Given data:
•••••

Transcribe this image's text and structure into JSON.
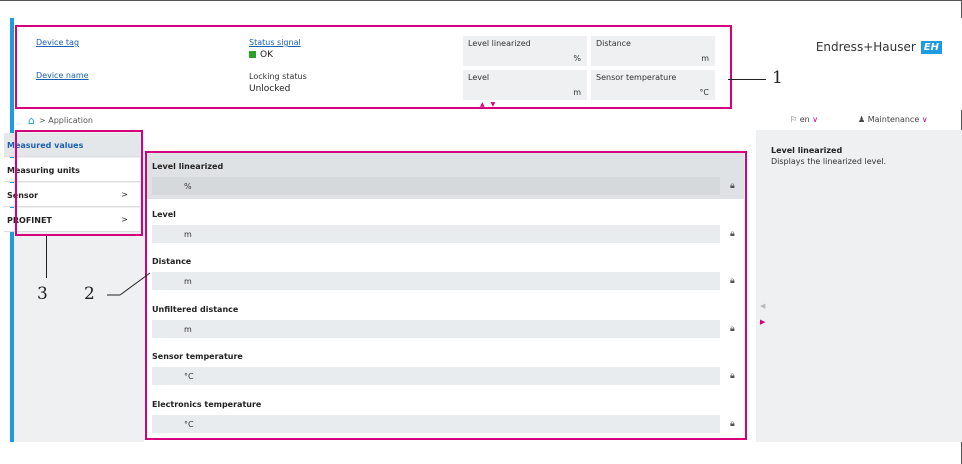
{
  "header": {
    "device_tag": "Device tag",
    "device_name": "Device name",
    "status_signal_label": "Status signal",
    "status_signal_value": "OK",
    "locking_status_label": "Locking status",
    "locking_status_value": "Unlocked",
    "tiles": [
      {
        "label": "Level linearized",
        "unit": "%"
      },
      {
        "label": "Distance",
        "unit": "m"
      },
      {
        "label": "Level",
        "unit": "m"
      },
      {
        "label": "Sensor temperature",
        "unit": "°C"
      }
    ],
    "brand": "Endress+Hauser",
    "logo": "EH"
  },
  "breadcrumb": {
    "current": "Application"
  },
  "toolbar": {
    "language": "en",
    "role": "Maintenance"
  },
  "nav": {
    "items": [
      {
        "label": "Measured values",
        "selected": true,
        "has_submenu": false
      },
      {
        "label": "Measuring units",
        "selected": false,
        "has_submenu": false
      },
      {
        "label": "Sensor",
        "selected": false,
        "has_submenu": true
      },
      {
        "label": "PROFINET",
        "selected": false,
        "has_submenu": true
      }
    ]
  },
  "parameters": [
    {
      "label": "Level linearized",
      "unit": "%"
    },
    {
      "label": "Level",
      "unit": "m"
    },
    {
      "label": "Distance",
      "unit": "m"
    },
    {
      "label": "Unfiltered distance",
      "unit": "m"
    },
    {
      "label": "Sensor temperature",
      "unit": "°C"
    },
    {
      "label": "Electronics temperature",
      "unit": "°C"
    }
  ],
  "help": {
    "title": "Level linearized",
    "text": "Displays the linearized level."
  },
  "callouts": [
    "1",
    "2",
    "3"
  ],
  "colors": {
    "accent": "#1e9be0",
    "highlight": "#d6007d",
    "ok": "#2aa22a"
  }
}
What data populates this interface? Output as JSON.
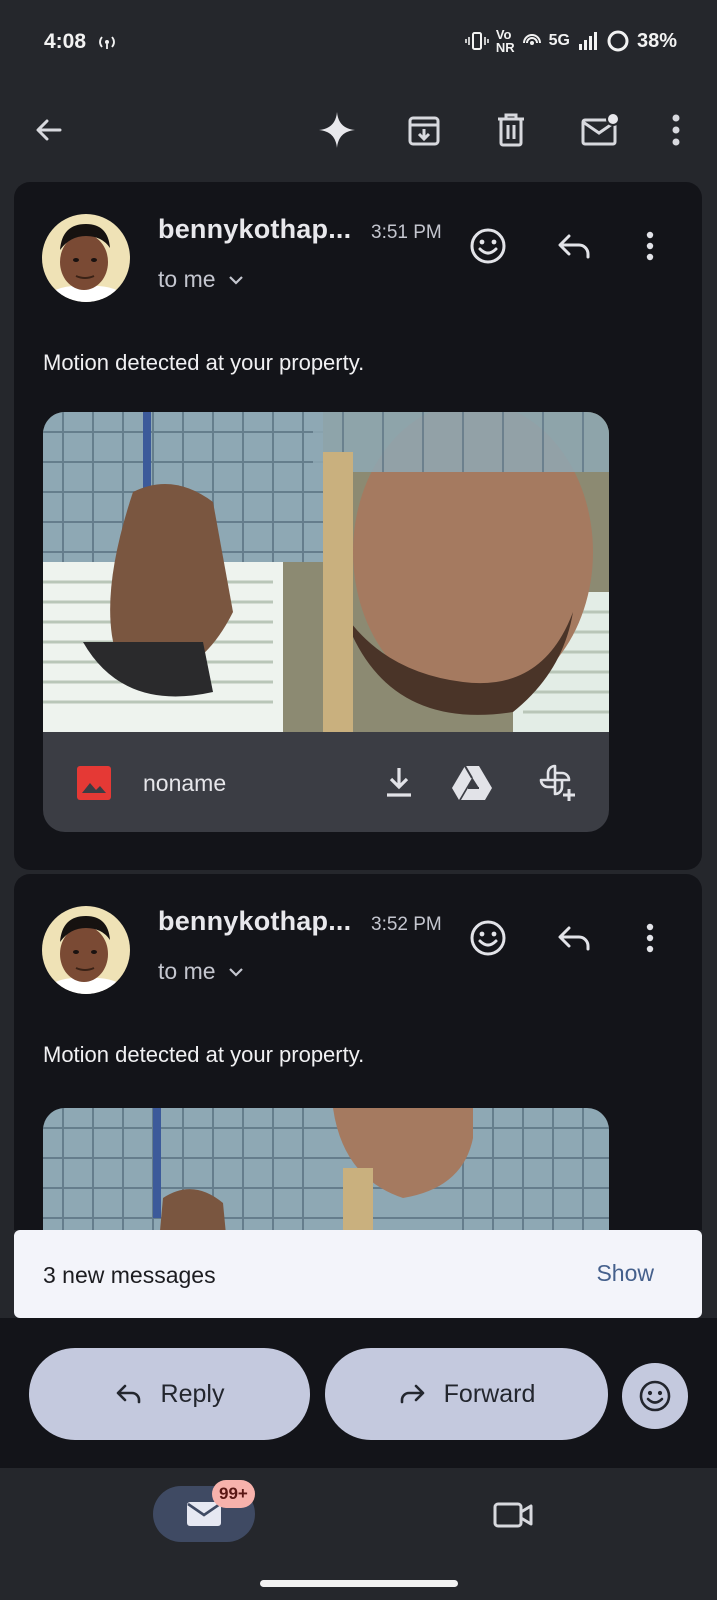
{
  "status_bar": {
    "time": "4:08",
    "network_label": "5G",
    "volte_label_top": "Vo",
    "volte_label_bottom": "NR",
    "battery": "38%"
  },
  "toolbar": {
    "icons": [
      "back-arrow-icon",
      "sparkle-icon",
      "archive-icon",
      "delete-icon",
      "mark-unread-icon",
      "more-vert-icon"
    ]
  },
  "messages": [
    {
      "sender": "bennykothap...",
      "time": "3:51 PM",
      "recipient": "to me",
      "body": "Motion detected at your property.",
      "attachment": {
        "name": "noname"
      }
    },
    {
      "sender": "bennykothap...",
      "time": "3:52 PM",
      "recipient": "to me",
      "body": "Motion detected at your property."
    }
  ],
  "snackbar": {
    "text": "3 new messages",
    "action": "Show"
  },
  "actions": {
    "reply": "Reply",
    "forward": "Forward"
  },
  "bottom_nav": {
    "mail_badge": "99+"
  },
  "colors": {
    "background": "#25272c",
    "card": "#131419",
    "pill": "#c4c9de",
    "snackbar": "#f3f4fa",
    "badge": "#f7b2ac",
    "image_attachment_red": "#e53935"
  }
}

•••••

What to work on:
Where does the word "Sensor" appear? Return each line that holds it.

The reply:
        "label": "Sensor temperature",
        "label": "Sensor",
      "label": "Sensor temperature",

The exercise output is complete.